═══ Given data ═══

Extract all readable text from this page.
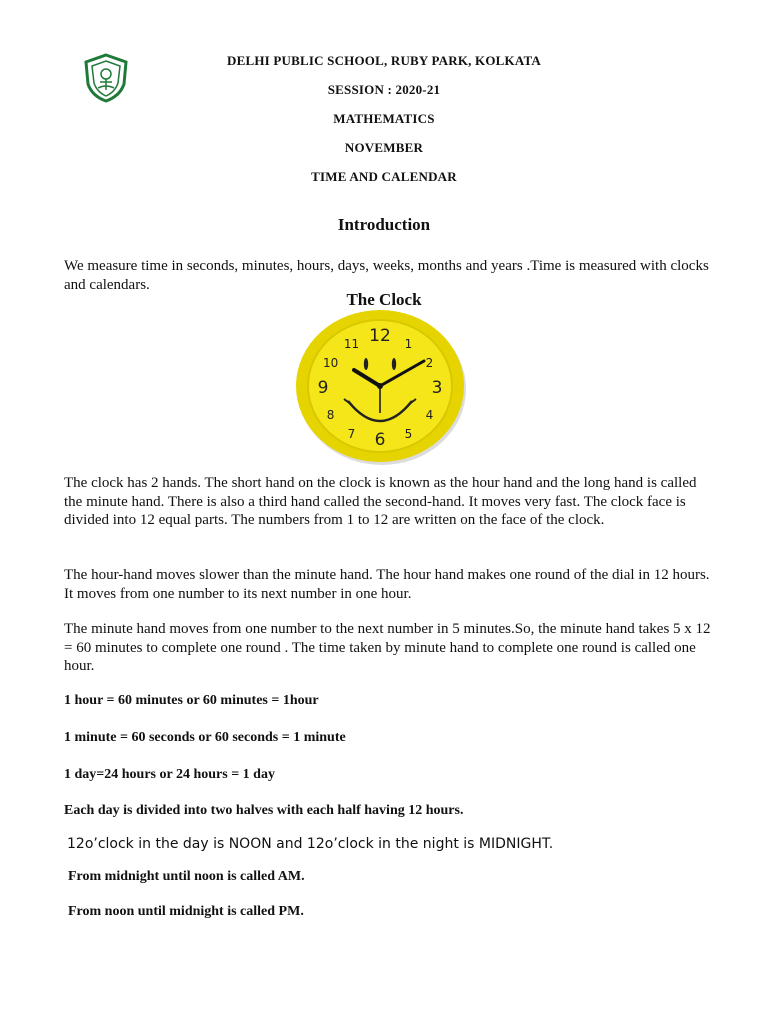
DELHI PUBLIC SCHOOL, RUBY PARK, KOLKATA
SESSION : 2020-21
MATHEMATICS
NOVEMBER
TIME AND CALENDAR
Introduction
We measure time in seconds, minutes, hours, days, weeks, months and years .Time is measured with clocks and calendars.
The Clock
12 1
2
3
4
5
6
7
8
9
10
11
The clock has 2 hands. The short hand on the clock is known as the hour hand and the long hand is called the minute hand. There is also a third hand called the second-hand. It moves very fast. The clock face is divided into 12 equal parts. The numbers from 1 to 12 are written on the face of the clock.
The hour-hand moves slower than the minute hand. The hour hand makes one round of the dial in 12 hours. It moves from one number to its next number in one hour.
The minute hand moves from one number to the next number in 5 minutes.So, the minute hand takes 5 x 12 = 60 minutes to complete one round . The time taken by minute hand to complete one round is called one hour.
1 hour = 60 minutes or 60 minutes = 1hour
1 minute = 60 seconds or 60 seconds = 1 minute
1 day=24 hours or 24 hours = 1 day
Each day is divided into two halves with each half having 12 hours.
12o’clock in the day is NOON and 12o’clock in the night is MIDNIGHT.
From midnight until noon is called AM.
From noon until midnight is called PM.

═══

Will you restate every entry word for word and omit the images?

- **Full solution**:
Extract all readable text from this page.
DELHI PUBLIC SCHOOL, RUBY PARK, KOLKATA
SESSION : 2020-21
MATHEMATICS
NOVEMBER
TIME AND CALENDAR
Introduction
We measure time in seconds, minutes, hours, days, weeks, months and years .Time is measured with clocks and calendars.
The Clock
12 1
2
3
4
5
6
7
8
9
10
11
The clock has 2 hands. The short hand on the clock is known as the hour hand and the long hand is called the minute hand. There is also a third hand called the second-hand. It moves very fast. The clock face is divided into 12 equal parts. The numbers from 1 to 12 are written on the face of the clock.
The hour-hand moves slower than the minute hand. The hour hand makes one round of the dial in 12 hours. It moves from one number to its next number in one hour.
The minute hand moves from one number to the next number in 5 minutes.So, the minute hand takes 5 x 12 = 60 minutes to complete one round . The time taken by minute hand to complete one round is called one hour.
1 hour = 60 minutes or 60 minutes = 1hour
1 minute = 60 seconds or 60 seconds = 1 minute
1 day=24 hours or 24 hours = 1 day
Each day is divided into two halves with each half having 12 hours.
12o’clock in the day is NOON and 12o’clock in the night is MIDNIGHT.
From midnight until noon is called AM.
From noon until midnight is called PM.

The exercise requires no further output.